-- BEGIN DATASET RECORDS --
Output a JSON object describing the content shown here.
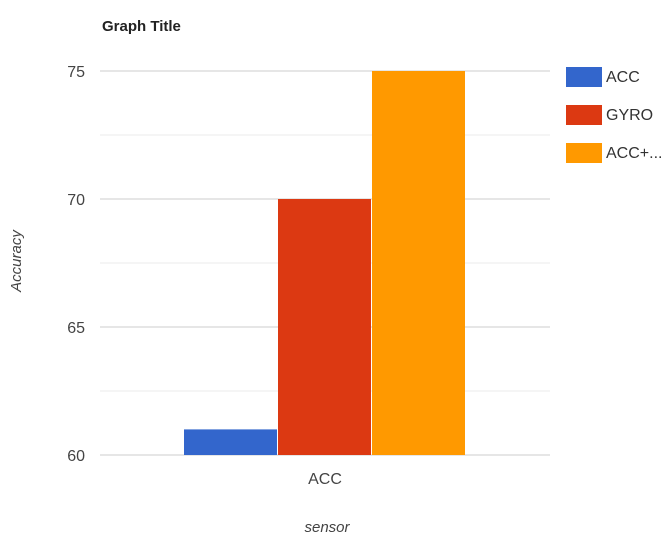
{
  "chart_data": {
    "type": "bar",
    "title": "Graph Title",
    "xlabel": "sensor",
    "ylabel": "Accuracy",
    "categories": [
      "ACC"
    ],
    "series": [
      {
        "name": "ACC",
        "values": [
          61
        ],
        "color": "#3366cc"
      },
      {
        "name": "GYRO",
        "values": [
          70
        ],
        "color": "#dc3912"
      },
      {
        "name": "ACC+...",
        "values": [
          75
        ],
        "color": "#ff9900"
      }
    ],
    "ylim": [
      60,
      75
    ],
    "yticks": [
      "60",
      "65",
      "70",
      "75"
    ],
    "grid": true,
    "minor_grid": true,
    "legend_position": "right"
  }
}
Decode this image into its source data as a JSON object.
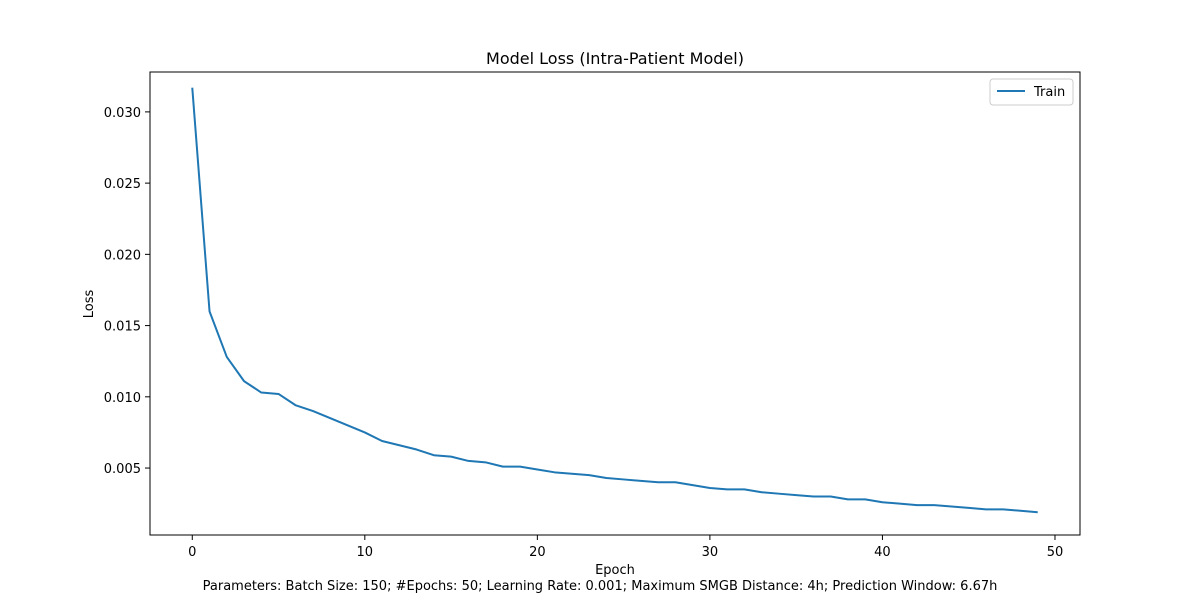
{
  "chart_data": {
    "type": "line",
    "title": "Model Loss (Intra-Patient Model)",
    "xlabel": "Epoch",
    "ylabel": "Loss",
    "xlim": [
      -2.45,
      51.45
    ],
    "ylim": [
      0.0003,
      0.0328
    ],
    "x_ticks": [
      0,
      10,
      20,
      30,
      40,
      50
    ],
    "y_ticks": [
      0.005,
      0.01,
      0.015,
      0.02,
      0.025,
      0.03
    ],
    "y_tick_labels": [
      "0.005",
      "0.010",
      "0.015",
      "0.020",
      "0.025",
      "0.030"
    ],
    "grid": false,
    "legend_position": "upper right",
    "series": [
      {
        "name": "Train",
        "color": "#1f77b4",
        "x": [
          0,
          1,
          2,
          3,
          4,
          5,
          6,
          7,
          8,
          9,
          10,
          11,
          12,
          13,
          14,
          15,
          16,
          17,
          18,
          19,
          20,
          21,
          22,
          23,
          24,
          25,
          26,
          27,
          28,
          29,
          30,
          31,
          32,
          33,
          34,
          35,
          36,
          37,
          38,
          39,
          40,
          41,
          42,
          43,
          44,
          45,
          46,
          47,
          48,
          49
        ],
        "values": [
          0.0317,
          0.016,
          0.0128,
          0.0111,
          0.0103,
          0.0102,
          0.0094,
          0.009,
          0.0085,
          0.008,
          0.0075,
          0.0069,
          0.0066,
          0.0063,
          0.0059,
          0.0058,
          0.0055,
          0.0054,
          0.0051,
          0.0051,
          0.0049,
          0.0047,
          0.0046,
          0.0045,
          0.0043,
          0.0042,
          0.0041,
          0.004,
          0.004,
          0.0038,
          0.0036,
          0.0035,
          0.0035,
          0.0033,
          0.0032,
          0.0031,
          0.003,
          0.003,
          0.0028,
          0.0028,
          0.0026,
          0.0025,
          0.0024,
          0.0024,
          0.0023,
          0.0022,
          0.0021,
          0.0021,
          0.002,
          0.0019
        ]
      }
    ]
  },
  "caption": "Parameters: Batch Size: 150; #Epochs: 50; Learning Rate: 0.001; Maximum SMGB Distance: 4h; Prediction Window: 6.67h"
}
-- END DATASET RECORDS --
> **OBJECTIVE**
Return the listing above in full and without alteration, excluding its pictures.

> **SOLUTION TO THE PROBLEM**
Output a JSON object describing the content shown here.
{
  "chart_data": {
    "type": "bar",
    "title": "Graph Title",
    "xlabel": "sensor",
    "ylabel": "Accuracy",
    "categories": [
      "ACC"
    ],
    "series": [
      {
        "name": "ACC",
        "values": [
          61
        ],
        "color": "#3366cc"
      },
      {
        "name": "GYRO",
        "values": [
          70
        ],
        "color": "#dc3912"
      },
      {
        "name": "ACC+...",
        "values": [
          75
        ],
        "color": "#ff9900"
      }
    ],
    "ylim": [
      60,
      75
    ],
    "yticks": [
      "60",
      "65",
      "70",
      "75"
    ],
    "grid": true,
    "minor_grid": true,
    "legend_position": "right"
  }
}
Decode this image into its source data as a JSON object.
{
  "chart_data": {
    "type": "line",
    "title": "Model Loss (Intra-Patient Model)",
    "xlabel": "Epoch",
    "ylabel": "Loss",
    "xlim": [
      -2.45,
      51.45
    ],
    "ylim": [
      0.0003,
      0.0328
    ],
    "x_ticks": [
      0,
      10,
      20,
      30,
      40,
      50
    ],
    "y_ticks": [
      0.005,
      0.01,
      0.015,
      0.02,
      0.025,
      0.03
    ],
    "y_tick_labels": [
      "0.005",
      "0.010",
      "0.015",
      "0.020",
      "0.025",
      "0.030"
    ],
    "grid": false,
    "legend_position": "upper right",
    "series": [
      {
        "name": "Train",
        "color": "#1f77b4",
        "x": [
          0,
          1,
          2,
          3,
          4,
          5,
          6,
          7,
          8,
          9,
          10,
          11,
          12,
          13,
          14,
          15,
          16,
          17,
          18,
          19,
          20,
          21,
          22,
          23,
          24,
          25,
          26,
          27,
          28,
          29,
          30,
          31,
          32,
          33,
          34,
          35,
          36,
          37,
          38,
          39,
          40,
          41,
          42,
          43,
          44,
          45,
          46,
          47,
          48,
          49
        ],
        "values": [
          0.0317,
          0.016,
          0.0128,
          0.0111,
          0.0103,
          0.0102,
          0.0094,
          0.009,
          0.0085,
          0.008,
          0.0075,
          0.0069,
          0.0066,
          0.0063,
          0.0059,
          0.0058,
          0.0055,
          0.0054,
          0.0051,
          0.0051,
          0.0049,
          0.0047,
          0.0046,
          0.0045,
          0.0043,
          0.0042,
          0.0041,
          0.004,
          0.004,
          0.0038,
          0.0036,
          0.0035,
          0.0035,
          0.0033,
          0.0032,
          0.0031,
          0.003,
          0.003,
          0.0028,
          0.0028,
          0.0026,
          0.0025,
          0.0024,
          0.0024,
          0.0023,
          0.0022,
          0.0021,
          0.0021,
          0.002,
          0.0019
        ]
      }
    ]
  },
  "caption": "Parameters: Batch Size: 150; #Epochs: 50; Learning Rate: 0.001; Maximum SMGB Distance: 4h; Prediction Window: 6.67h"
}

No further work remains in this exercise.